Exercise aim:
Transcribe the records that follow. Keep every word exactly, and drop the pictures.
□ □ □ □
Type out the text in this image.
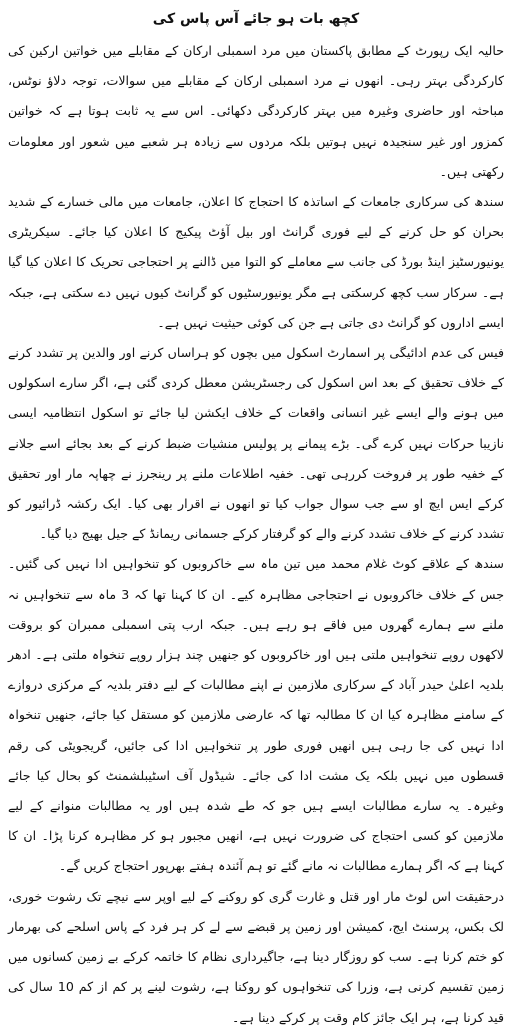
کچھ بات ہو جائے آس پاس کی

حالیہ ایک رپورٹ کے مطابق پاکستان میں مرد اسمبلی ارکان کے مقابلے میں خواتین ارکین کی کارکردگی بہتر رہی۔ انھوں نے مرد اسمبلی ارکان کے مقابلے میں سوالات، توجہ دلاؤ نوٹس، مباحثہ اور حاضری وغیرہ میں بہتر کارکردگی دکھائی۔ اس سے یہ ثابت ہوتا ہے کہ خواتین کمزور اور غیر سنجیدہ نہیں ہوتیں بلکہ مردوں سے زیادہ ہر شعبے میں شعور اور معلومات رکھتی ہیں۔

سندھ کی سرکاری جامعات کے اساتذہ کا احتجاج کا اعلان، جامعات میں مالی خسارے کے شدید بحران کو حل کرنے کے لیے فوری گرانٹ اور بیل آؤٹ پیکیج کا اعلان کیا جائے۔ سیکریٹری یونیورسٹیز اینڈ بورڈ کی جانب سے معاملے کو التوا میں ڈالنے پر احتجاجی تحریک کا اعلان کیا گیا ہے۔ سرکار سب کچھ کرسکتی ہے مگر یونیورسٹیوں کو گرانٹ کیوں نہیں دے سکتی ہے، جبکہ ایسے اداروں کو گرانٹ دی جاتی ہے جن کی کوئی حیثیت نہیں ہے۔

فیس کی عدم ادائیگی پر اسمارٹ اسکول میں بچوں کو ہراساں کرنے اور والدین پر تشدد کرنے کے خلاف تحقیق کے بعد اس اسکول کی رجسٹریشن معطل کردی گئی ہے، اگر سارے اسکولوں میں ہونے والے ایسے غیر انسانی واقعات کے خلاف ایکشن لیا جائے تو اسکول انتظامیہ ایسی نازیبا حرکات نہیں کرے گی۔ بڑے پیمانے پر پولیس منشیات ضبط کرنے کے بعد بجائے اسے جلانے کے خفیہ طور پر فروخت کررہی تھی۔ خفیہ اطلاعات ملنے پر رینجرز نے چھاپہ مار اور تحقیق کرکے ایس ایچ او سے جب سوال جواب کیا تو انھوں نے اقرار بھی کیا۔ ایک رکشہ ڈرائیور کو تشدد کرنے کے خلاف تشدد کرنے والے کو گرفتار کرکے جسمانی ریمانڈ کے جیل بھیج دیا گیا۔

سندھ کے علاقے کوٹ غلام محمد میں تین ماہ سے خاکروبوں کو تنخواہیں ادا نہیں کی گئیں۔ جس کے خلاف خاکروبوں نے احتجاجی مظاہرہ کیے۔ ان کا کہنا تھا کہ 3 ماہ سے تنخواہیں نہ ملنے سے ہمارے گھروں میں فاقے ہو رہے ہیں۔ جبکہ ارب پتی اسمبلی ممبران کو بروقت لاکھوں روپے تنخواہیں ملتی ہیں اور خاکروبوں کو جنھیں چند ہزار روپے تنخواہ ملتی ہے۔ ادھر بلدیہ اعلیٰ حیدر آباد کے سرکاری ملازمین نے اپنے مطالبات کے لیے دفتر بلدیہ کے مرکزی دروازے کے سامنے مظاہرہ کیا ان کا مطالبہ تھا کہ عارضی ملازمین کو مستقل کیا جائے، جنھیں تنخواہ ادا نہیں کی جا رہی ہیں انھیں فوری طور پر تنخواہیں ادا کی جائیں، گریجویٹی کی رقم قسطوں میں نہیں بلکہ یک مشت ادا کی جائے۔ شیڈول آف اسٹیبلشمنٹ کو بحال کیا جائے وغیرہ۔ یہ سارے مطالبات ایسے ہیں جو کہ طے شدہ ہیں اور یہ مطالبات منوانے کے لیے ملازمین کو کسی احتجاج کی ضرورت نہیں ہے، انھیں مجبور ہو کر مظاہرہ کرنا پڑا۔ ان کا کہنا ہے کہ اگر ہمارے مطالبات نہ مانے گئے تو ہم آئندہ ہفتے بھرپور احتجاج کریں گے۔

درحقیقت اس لوٹ مار اور قتل و غارت گری کو روکنے کے لیے اوپر سے نیچے تک رشوت خوری، لک بکس، پرسنٹ ایج، کمیشن اور زمین پر قبضے سے لے کر ہر فرد کے پاس اسلحے کی بھرمار کو ختم کرنا ہے۔ سب کو روزگار دینا ہے، جاگیرداری نظام کا خاتمہ کرکے بے زمین کسانوں میں زمین تقسیم کرنی ہے، وزرا کی تنخواہوں کو روکنا ہے، رشوت لینے پر کم از کم 10 سال کی قید کرنا ہے، ہر ایک جائز کام وقت پر کرکے دینا ہے۔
□ □ □ □
Response to this exercise:
Type out the text in this image.
کچھ بات ہو جائے آس پاس کی

حالیہ ایک رپورٹ کے مطابق پاکستان میں مرد اسمبلی ارکان کے مقابلے میں خواتین ارکین کی کارکردگی بہتر رہی۔ انھوں نے مرد اسمبلی ارکان کے مقابلے میں سوالات، توجہ دلاؤ نوٹس، مباحثہ اور حاضری وغیرہ میں بہتر کارکردگی دکھائی۔ اس سے یہ ثابت ہوتا ہے کہ خواتین کمزور اور غیر سنجیدہ نہیں ہوتیں بلکہ مردوں سے زیادہ ہر شعبے میں شعور اور معلومات رکھتی ہیں۔

سندھ کی سرکاری جامعات کے اساتذہ کا احتجاج کا اعلان، جامعات میں مالی خسارے کے شدید بحران کو حل کرنے کے لیے فوری گرانٹ اور بیل آؤٹ پیکیج کا اعلان کیا جائے۔ سیکریٹری یونیورسٹیز اینڈ بورڈ کی جانب سے معاملے کو التوا میں ڈالنے پر احتجاجی تحریک کا اعلان کیا گیا ہے۔ سرکار سب کچھ کرسکتی ہے مگر یونیورسٹیوں کو گرانٹ کیوں نہیں دے سکتی ہے، جبکہ ایسے اداروں کو گرانٹ دی جاتی ہے جن کی کوئی حیثیت نہیں ہے۔

فیس کی عدم ادائیگی پر اسمارٹ اسکول میں بچوں کو ہراساں کرنے اور والدین پر تشدد کرنے کے خلاف تحقیق کے بعد اس اسکول کی رجسٹریشن معطل کردی گئی ہے، اگر سارے اسکولوں میں ہونے والے ایسے غیر انسانی واقعات کے خلاف ایکشن لیا جائے تو اسکول انتظامیہ ایسی نازیبا حرکات نہیں کرے گی۔ بڑے پیمانے پر پولیس منشیات ضبط کرنے کے بعد بجائے اسے جلانے کے خفیہ طور پر فروخت کررہی تھی۔ خفیہ اطلاعات ملنے پر رینجرز نے چھاپہ مار اور تحقیق کرکے ایس ایچ او سے جب سوال جواب کیا تو انھوں نے اقرار بھی کیا۔ ایک رکشہ ڈرائیور کو تشدد کرنے کے خلاف تشدد کرنے والے کو گرفتار کرکے جسمانی ریمانڈ کے جیل بھیج دیا گیا۔

سندھ کے علاقے کوٹ غلام محمد میں تین ماہ سے خاکروبوں کو تنخواہیں ادا نہیں کی گئیں۔ جس کے خلاف خاکروبوں نے احتجاجی مظاہرہ کیے۔ ان کا کہنا تھا کہ 3 ماہ سے تنخواہیں نہ ملنے سے ہمارے گھروں میں فاقے ہو رہے ہیں۔ جبکہ ارب پتی اسمبلی ممبران کو بروقت لاکھوں روپے تنخواہیں ملتی ہیں اور خاکروبوں کو جنھیں چند ہزار روپے تنخواہ ملتی ہے۔ ادھر بلدیہ اعلیٰ حیدر آباد کے سرکاری ملازمین نے اپنے مطالبات کے لیے دفتر بلدیہ کے مرکزی دروازے کے سامنے مظاہرہ کیا ان کا مطالبہ تھا کہ عارضی ملازمین کو مستقل کیا جائے، جنھیں تنخواہ ادا نہیں کی جا رہی ہیں انھیں فوری طور پر تنخواہیں ادا کی جائیں، گریجویٹی کی رقم قسطوں میں نہیں بلکہ یک مشت ادا کی جائے۔ شیڈول آف اسٹیبلشمنٹ کو بحال کیا جائے وغیرہ۔ یہ سارے مطالبات ایسے ہیں جو کہ طے شدہ ہیں اور یہ مطالبات منوانے کے لیے ملازمین کو کسی احتجاج کی ضرورت نہیں ہے، انھیں مجبور ہو کر مظاہرہ کرنا پڑا۔ ان کا کہنا ہے کہ اگر ہمارے مطالبات نہ مانے گئے تو ہم آئندہ ہفتے بھرپور احتجاج کریں گے۔

درحقیقت اس لوٹ مار اور قتل و غارت گری کو روکنے کے لیے اوپر سے نیچے تک رشوت خوری، لک بکس، پرسنٹ ایج، کمیشن اور زمین پر قبضے سے لے کر ہر فرد کے پاس اسلحے کی بھرمار کو ختم کرنا ہے۔ سب کو روزگار دینا ہے، جاگیرداری نظام کا خاتمہ کرکے بے زمین کسانوں میں زمین تقسیم کرنی ہے، وزرا کی تنخواہوں کو روکنا ہے، رشوت لینے پر کم از کم 10 سال کی قید کرنا ہے، ہر ایک جائز کام وقت پر کرکے دینا ہے۔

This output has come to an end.